:: What the task asks ::
Write the listing below out again exactly, dropping the images.

=-=-=-=-=

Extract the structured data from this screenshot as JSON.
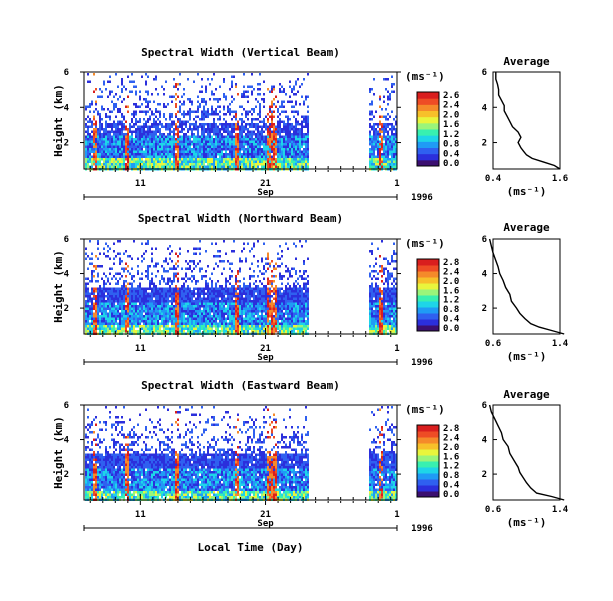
{
  "figure": {
    "xlabel": "Local Time (Day)",
    "colorbar_colors": [
      "#3b0f70",
      "#2b2fdc",
      "#2f60f0",
      "#1f9bf5",
      "#1ed5e8",
      "#38f0b0",
      "#9af57a",
      "#e9f53c",
      "#f7c02a",
      "#f58a2a",
      "#ee4c25",
      "#d91e1e"
    ]
  },
  "chart_data": [
    {
      "type": "heatmap",
      "title": "Spectral Width (Vertical Beam)",
      "ylabel": "Height (km)",
      "ylim": [
        0.5,
        6
      ],
      "yticks": [
        "2",
        "4",
        "6"
      ],
      "x_ticks": [
        "11",
        "21",
        "1"
      ],
      "month_label": "Sep",
      "year_label": "1996",
      "colorbar_label": "(ms⁻¹)",
      "colorbar_ticks": [
        "2.6",
        "2.4",
        "2.0",
        "1.6",
        "1.2",
        "0.8",
        "0.4",
        "0.0"
      ],
      "average": {
        "title": "Average",
        "xlabel": "(ms⁻¹)",
        "xticks": [
          "0.4",
          "1.6"
        ],
        "xlim": [
          0.4,
          1.6
        ],
        "yticks": [
          "2",
          "4",
          "6"
        ],
        "profile": [
          [
            1.6,
            0.5
          ],
          [
            1.5,
            0.7
          ],
          [
            1.3,
            0.9
          ],
          [
            1.1,
            1.1
          ],
          [
            1.0,
            1.3
          ],
          [
            0.95,
            1.5
          ],
          [
            0.9,
            1.7
          ],
          [
            0.85,
            2.0
          ],
          [
            0.9,
            2.3
          ],
          [
            0.85,
            2.6
          ],
          [
            0.75,
            2.9
          ],
          [
            0.7,
            3.2
          ],
          [
            0.65,
            3.5
          ],
          [
            0.6,
            3.8
          ],
          [
            0.6,
            4.1
          ],
          [
            0.55,
            4.4
          ],
          [
            0.5,
            4.7
          ],
          [
            0.5,
            5.0
          ],
          [
            0.48,
            5.3
          ],
          [
            0.45,
            5.6
          ],
          [
            0.45,
            6.0
          ]
        ]
      }
    },
    {
      "type": "heatmap",
      "title": "Spectral Width (Northward Beam)",
      "ylabel": "Height (km)",
      "ylim": [
        0.5,
        6
      ],
      "yticks": [
        "2",
        "4",
        "6"
      ],
      "x_ticks": [
        "11",
        "21",
        "1"
      ],
      "month_label": "Sep",
      "year_label": "1996",
      "colorbar_label": "(ms⁻¹)",
      "colorbar_ticks": [
        "2.8",
        "2.4",
        "2.0",
        "1.6",
        "1.2",
        "0.8",
        "0.4",
        "0.0"
      ],
      "average": {
        "title": "Average",
        "xlabel": "(ms⁻¹)",
        "xticks": [
          "0.6",
          "1.4"
        ],
        "xlim": [
          0.6,
          1.4
        ],
        "yticks": [
          "2",
          "4",
          "6"
        ],
        "profile": [
          [
            1.45,
            0.5
          ],
          [
            1.3,
            0.7
          ],
          [
            1.15,
            0.9
          ],
          [
            1.05,
            1.1
          ],
          [
            0.98,
            1.4
          ],
          [
            0.92,
            1.7
          ],
          [
            0.88,
            2.0
          ],
          [
            0.82,
            2.4
          ],
          [
            0.8,
            2.8
          ],
          [
            0.75,
            3.2
          ],
          [
            0.72,
            3.6
          ],
          [
            0.68,
            4.0
          ],
          [
            0.66,
            4.4
          ],
          [
            0.63,
            4.8
          ],
          [
            0.6,
            5.2
          ],
          [
            0.58,
            5.6
          ],
          [
            0.56,
            6.0
          ]
        ]
      }
    },
    {
      "type": "heatmap",
      "title": "Spectral Width (Eastward Beam)",
      "ylabel": "Height (km)",
      "ylim": [
        0.5,
        6
      ],
      "yticks": [
        "2",
        "4",
        "6"
      ],
      "x_ticks": [
        "11",
        "21",
        "1"
      ],
      "month_label": "Sep",
      "year_label": "1996",
      "colorbar_label": "(ms⁻¹)",
      "colorbar_ticks": [
        "2.8",
        "2.4",
        "2.0",
        "1.6",
        "1.2",
        "0.8",
        "0.4",
        "0.0"
      ],
      "average": {
        "title": "Average",
        "xlabel": "(ms⁻¹)",
        "xticks": [
          "0.6",
          "1.4"
        ],
        "xlim": [
          0.6,
          1.4
        ],
        "yticks": [
          "2",
          "4",
          "6"
        ],
        "profile": [
          [
            1.45,
            0.5
          ],
          [
            1.3,
            0.7
          ],
          [
            1.12,
            0.9
          ],
          [
            1.05,
            1.2
          ],
          [
            1.0,
            1.5
          ],
          [
            0.96,
            1.8
          ],
          [
            0.92,
            2.1
          ],
          [
            0.9,
            2.4
          ],
          [
            0.85,
            2.8
          ],
          [
            0.8,
            3.2
          ],
          [
            0.78,
            3.6
          ],
          [
            0.72,
            4.0
          ],
          [
            0.7,
            4.4
          ],
          [
            0.66,
            4.8
          ],
          [
            0.62,
            5.2
          ],
          [
            0.58,
            5.6
          ],
          [
            0.56,
            6.0
          ]
        ]
      }
    }
  ]
}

=-=-=-=-=

:: Full output ::
Extract the structured data from this screenshot as JSON.
{
  "figure": {
    "xlabel": "Local Time (Day)",
    "colorbar_colors": [
      "#3b0f70",
      "#2b2fdc",
      "#2f60f0",
      "#1f9bf5",
      "#1ed5e8",
      "#38f0b0",
      "#9af57a",
      "#e9f53c",
      "#f7c02a",
      "#f58a2a",
      "#ee4c25",
      "#d91e1e"
    ]
  },
  "chart_data": [
    {
      "type": "heatmap",
      "title": "Spectral Width (Vertical Beam)",
      "ylabel": "Height (km)",
      "ylim": [
        0.5,
        6
      ],
      "yticks": [
        "2",
        "4",
        "6"
      ],
      "x_ticks": [
        "11",
        "21",
        "1"
      ],
      "month_label": "Sep",
      "year_label": "1996",
      "colorbar_label": "(ms⁻¹)",
      "colorbar_ticks": [
        "2.6",
        "2.4",
        "2.0",
        "1.6",
        "1.2",
        "0.8",
        "0.4",
        "0.0"
      ],
      "average": {
        "title": "Average",
        "xlabel": "(ms⁻¹)",
        "xticks": [
          "0.4",
          "1.6"
        ],
        "xlim": [
          0.4,
          1.6
        ],
        "yticks": [
          "2",
          "4",
          "6"
        ],
        "profile": [
          [
            1.6,
            0.5
          ],
          [
            1.5,
            0.7
          ],
          [
            1.3,
            0.9
          ],
          [
            1.1,
            1.1
          ],
          [
            1.0,
            1.3
          ],
          [
            0.95,
            1.5
          ],
          [
            0.9,
            1.7
          ],
          [
            0.85,
            2.0
          ],
          [
            0.9,
            2.3
          ],
          [
            0.85,
            2.6
          ],
          [
            0.75,
            2.9
          ],
          [
            0.7,
            3.2
          ],
          [
            0.65,
            3.5
          ],
          [
            0.6,
            3.8
          ],
          [
            0.6,
            4.1
          ],
          [
            0.55,
            4.4
          ],
          [
            0.5,
            4.7
          ],
          [
            0.5,
            5.0
          ],
          [
            0.48,
            5.3
          ],
          [
            0.45,
            5.6
          ],
          [
            0.45,
            6.0
          ]
        ]
      }
    },
    {
      "type": "heatmap",
      "title": "Spectral Width (Northward Beam)",
      "ylabel": "Height (km)",
      "ylim": [
        0.5,
        6
      ],
      "yticks": [
        "2",
        "4",
        "6"
      ],
      "x_ticks": [
        "11",
        "21",
        "1"
      ],
      "month_label": "Sep",
      "year_label": "1996",
      "colorbar_label": "(ms⁻¹)",
      "colorbar_ticks": [
        "2.8",
        "2.4",
        "2.0",
        "1.6",
        "1.2",
        "0.8",
        "0.4",
        "0.0"
      ],
      "average": {
        "title": "Average",
        "xlabel": "(ms⁻¹)",
        "xticks": [
          "0.6",
          "1.4"
        ],
        "xlim": [
          0.6,
          1.4
        ],
        "yticks": [
          "2",
          "4",
          "6"
        ],
        "profile": [
          [
            1.45,
            0.5
          ],
          [
            1.3,
            0.7
          ],
          [
            1.15,
            0.9
          ],
          [
            1.05,
            1.1
          ],
          [
            0.98,
            1.4
          ],
          [
            0.92,
            1.7
          ],
          [
            0.88,
            2.0
          ],
          [
            0.82,
            2.4
          ],
          [
            0.8,
            2.8
          ],
          [
            0.75,
            3.2
          ],
          [
            0.72,
            3.6
          ],
          [
            0.68,
            4.0
          ],
          [
            0.66,
            4.4
          ],
          [
            0.63,
            4.8
          ],
          [
            0.6,
            5.2
          ],
          [
            0.58,
            5.6
          ],
          [
            0.56,
            6.0
          ]
        ]
      }
    },
    {
      "type": "heatmap",
      "title": "Spectral Width (Eastward Beam)",
      "ylabel": "Height (km)",
      "ylim": [
        0.5,
        6
      ],
      "yticks": [
        "2",
        "4",
        "6"
      ],
      "x_ticks": [
        "11",
        "21",
        "1"
      ],
      "month_label": "Sep",
      "year_label": "1996",
      "colorbar_label": "(ms⁻¹)",
      "colorbar_ticks": [
        "2.8",
        "2.4",
        "2.0",
        "1.6",
        "1.2",
        "0.8",
        "0.4",
        "0.0"
      ],
      "average": {
        "title": "Average",
        "xlabel": "(ms⁻¹)",
        "xticks": [
          "0.6",
          "1.4"
        ],
        "xlim": [
          0.6,
          1.4
        ],
        "yticks": [
          "2",
          "4",
          "6"
        ],
        "profile": [
          [
            1.45,
            0.5
          ],
          [
            1.3,
            0.7
          ],
          [
            1.12,
            0.9
          ],
          [
            1.05,
            1.2
          ],
          [
            1.0,
            1.5
          ],
          [
            0.96,
            1.8
          ],
          [
            0.92,
            2.1
          ],
          [
            0.9,
            2.4
          ],
          [
            0.85,
            2.8
          ],
          [
            0.8,
            3.2
          ],
          [
            0.78,
            3.6
          ],
          [
            0.72,
            4.0
          ],
          [
            0.7,
            4.4
          ],
          [
            0.66,
            4.8
          ],
          [
            0.62,
            5.2
          ],
          [
            0.58,
            5.6
          ],
          [
            0.56,
            6.0
          ]
        ]
      }
    }
  ]
}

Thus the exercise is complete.